Take every line from the material that has the word "române" in it.

(Saved entries)
>> START
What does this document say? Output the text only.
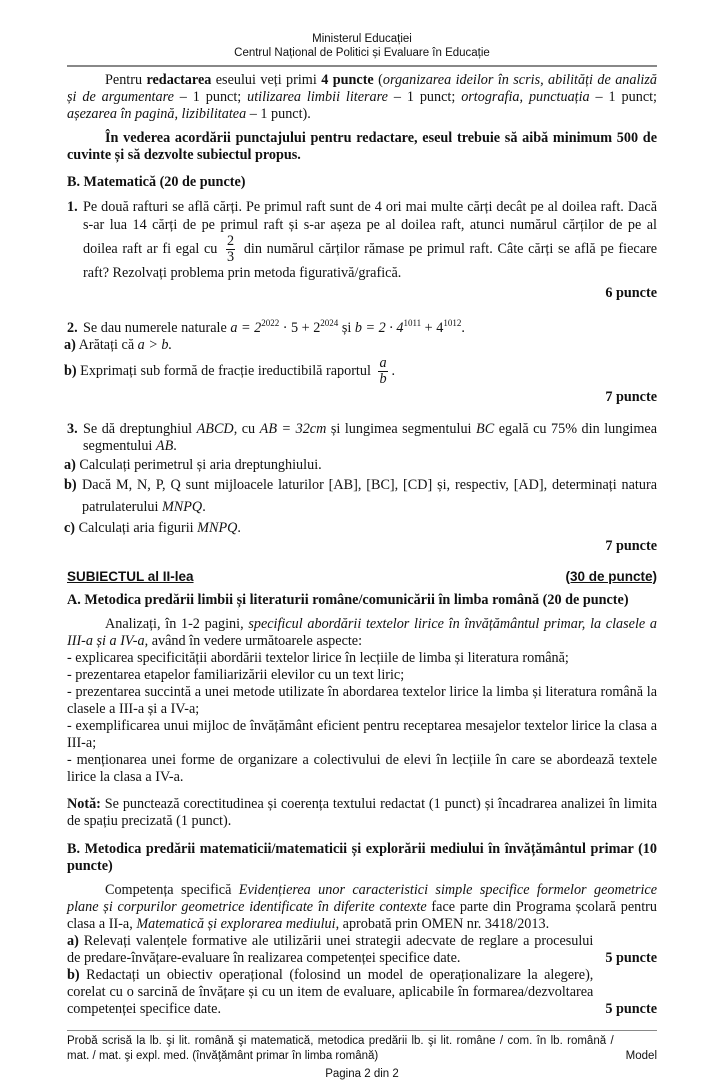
Ministerul Educației
Centrul Național de Politici și Evaluare în Educație
Pentru redactarea eseului veți primi 4 puncte (organizarea ideilor în scris, abilități de analiză și de argumentare – 1 punct; utilizarea limbii literare – 1 punct; ortografia, punctuația – 1 punct; așezarea în pagină, lizibilitatea – 1 punct).
În vederea acordării punctajului pentru redactare, eseul trebuie să aibă minimum 500 de cuvinte și să dezvolte subiectul propus.
B. Matematică (20 de puncte)
1. Pe două rafturi se află cărți. Pe primul raft sunt de 4 ori mai multe cărți decât pe al doilea raft. Dacă s-ar lua 14 cărți de pe primul raft și s-ar așeza pe al doilea raft, atunci numărul cărților de pe al doilea raft ar fi egal cu $\frac{2}{3}$ din numărul cărților rămase pe primul raft. Câte cărți se află pe fiecare raft? Rezolvați problema prin metoda figurativă/grafică.
6 puncte
2. Se dau numerele naturale $a = 2^{2022} \cdot 5 + 2^{2024}$ și $b = 2 \cdot 4^{1011} + 4^{1012}$.
a) Arătați că a > b.
b) Exprimați sub formă de fracție ireductibilă raportul $\frac{a}{b}$ .
7 puncte
3. Se dă dreptunghiul ABCD, cu AB = 32cm și lungimea segmentului BC egală cu 75% din lungimea segmentului AB.
a) Calculați perimetrul și aria dreptunghiului.
b) Dacă M, N, P, Q sunt mijloacele laturilor [AB], [BC], [CD] și, respectiv, [AD], determinați natura patrulaterului MNPQ.
c) Calculați aria figurii MNPQ.
7 puncte
SUBIECTUL al II-lea	(30 de puncte)
A. Metodica predării limbii și literaturii române/comunicării în limba română (20 de puncte)
Analizați, în 1-2 pagini, specificul abordării textelor lirice în învățământul primar, la clasele a III-a și a IV-a, având în vedere următoarele aspecte:
- explicarea specificității abordării textelor lirice în lecțiile de limba și literatura română;
- prezentarea etapelor familiarizării elevilor cu un text liric;
- prezentarea succintă a unei metode utilizate în abordarea textelor lirice la limba și literatura română la clasele a III-a și a IV-a;
- exemplificarea unui mijloc de învățământ eficient pentru receptarea mesajelor textelor lirice la clasa a III-a;
- menționarea unei forme de organizare a colectivului de elevi în lecțiile în care se abordează textele lirice la clasa a IV-a.
Notă: Se punctează corectitudinea și coerența textului redactat (1 punct) și încadrarea analizei în limita de spațiu precizată (1 punct).
B. Metodica predării matematicii/matematicii și explorării mediului în învățământul primar (10 puncte)
Competența specifică Evidențierea unor caracteristici simple specifice formelor geometrice plane și corpurilor geometrice identificate în diferite contexte face parte din Programa școlară pentru clasa a II-a, Matematică și explorarea mediului, aprobată prin OMEN nr. 3418/2013.
a) Relevați valențele formative ale utilizării unei strategii adecvate de reglare a procesului de predare-învățare-evaluare în realizarea competenței specifice date.	5 puncte
b) Redactați un obiectiv operațional (folosind un model de operaționalizare la alegere), corelat cu o sarcină de învățare și cu un item de evaluare, aplicabile în formarea/dezvoltarea competenței specifice date.	5 puncte
Probă scrisă la lb. şi lit. română şi matematică, metodica predării lb. şi lit. române / com. în lb. română / mat. / mat. şi expl. med. (învăţământ primar în limba română)	Model
Pagina 2 din 2
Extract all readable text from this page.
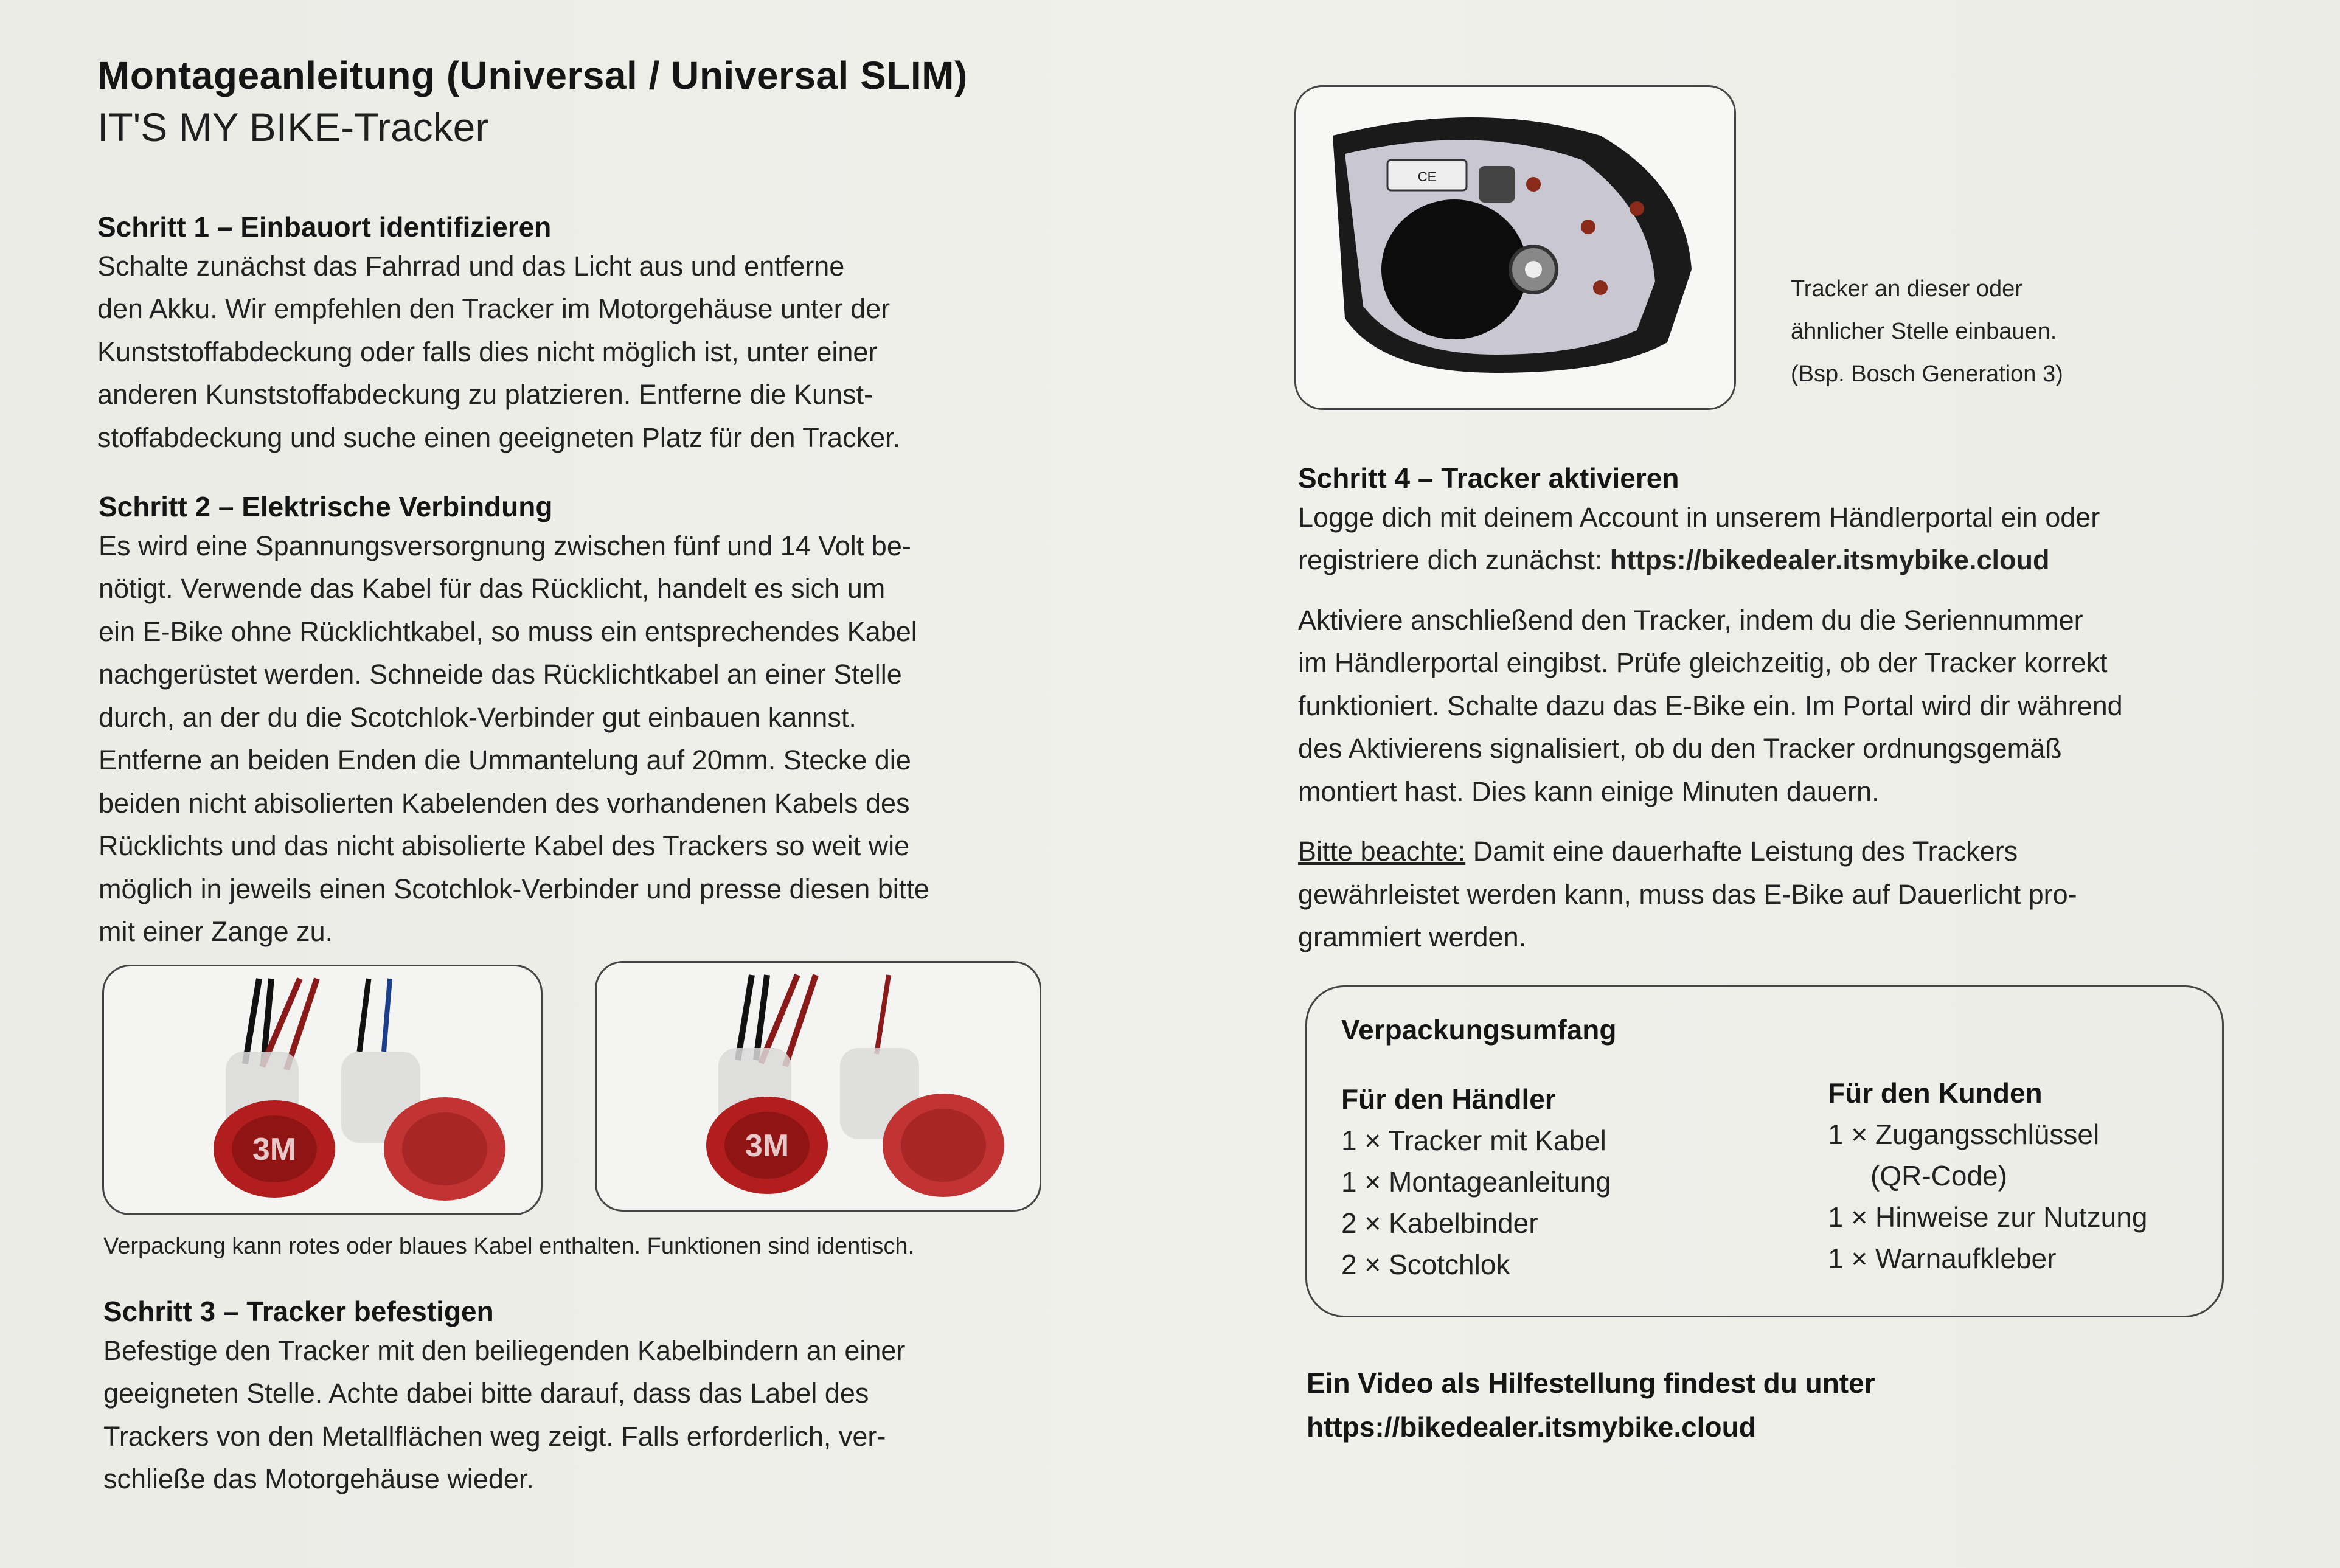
Montageanleitung (Universal / Universal SLIM)
IT'S MY BIKE-Tracker
Schritt 1 – Einbauort identifizieren
Schalte zunächst das Fahrrad und das Licht aus und entferne
den Akku. Wir empfehlen den Tracker im Motorgehäuse unter der
Kunststoffabdeckung oder falls dies nicht möglich ist, unter einer
anderen Kunststoffabdeckung zu platzieren. Entferne die Kunst-
stoffabdeckung und suche einen geeigneten Platz für den Tracker.
Schritt 2 – Elektrische Verbindung
Es wird eine Spannungsversorgnung zwischen fünf und 14 Volt be-
nötigt. Verwende das Kabel für das Rücklicht, handelt es sich um
ein E-Bike ohne Rücklichtkabel, so muss ein entsprechendes Kabel
nachgerüstet werden. Schneide das Rücklichtkabel an einer Stelle
durch, an der du die Scotchlok-Verbinder gut einbauen kannst.
Entferne an beiden Enden die Ummantelung auf 20mm. Stecke die
beiden nicht abisolierten Kabelenden des vorhandenen Kabels des
Rücklichts und das nicht abisolierte Kabel des Trackers so weit wie
möglich in jeweils einen Scotchlok-Verbinder und presse diesen bitte
mit einer Zange zu.
3M	3M
Verpackung kann rotes oder blaues Kabel enthalten. Funktionen sind identisch.
Schritt 3 – Tracker befestigen
Befestige den Tracker mit den beiliegenden Kabelbindern an einer
geeigneten Stelle. Achte dabei bitte darauf, dass das Label des
Trackers von den Metallflächen weg zeigt. Falls erforderlich, ver-
schließe das Motorgehäuse wieder.
CE
Tracker an dieser oder
ähnlicher Stelle einbauen.
(Bsp. Bosch Generation 3)
Schritt 4 – Tracker aktivieren
Logge dich mit deinem Account in unserem Händlerportal ein oder
registriere dich zunächst: https://bikedealer.itsmybike.cloud
Aktiviere anschließend den Tracker, indem du die Seriennummer
im Händlerportal eingibst. Prüfe gleichzeitig, ob der Tracker korrekt
funktioniert. Schalte dazu das E-Bike ein. Im Portal wird dir während
des Aktivierens signalisiert, ob du den Tracker ordnungsgemäß
montiert hast. Dies kann einige Minuten dauern.
Bitte beachte: Damit eine dauerhafte Leistung des Trackers
gewährleistet werden kann, muss das E-Bike auf Dauerlicht pro-
grammiert werden.
Verpackungsumfang
Für den Händler
1 × Tracker mit Kabel
1 × Montageanleitung
2 × Kabelbinder
2 × Scotchlok
Für den Kunden
1 × Zugangsschlüssel
(QR-Code)
1 × Hinweise zur Nutzung
1 × Warnaufkleber
Ein Video als Hilfestellung findest du unter
https://bikedealer.itsmybike.cloud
>> END
## The completed task:
A. Metodica predării limbii și literaturii române/comunicării în limba română (20 de puncte)
Probă scrisă la lb. şi lit. română şi matematică, metodica predării lb. şi lit. române / com. în lb. română / mat. / mat. şi expl. med. (învăţământ primar în limba română)	Model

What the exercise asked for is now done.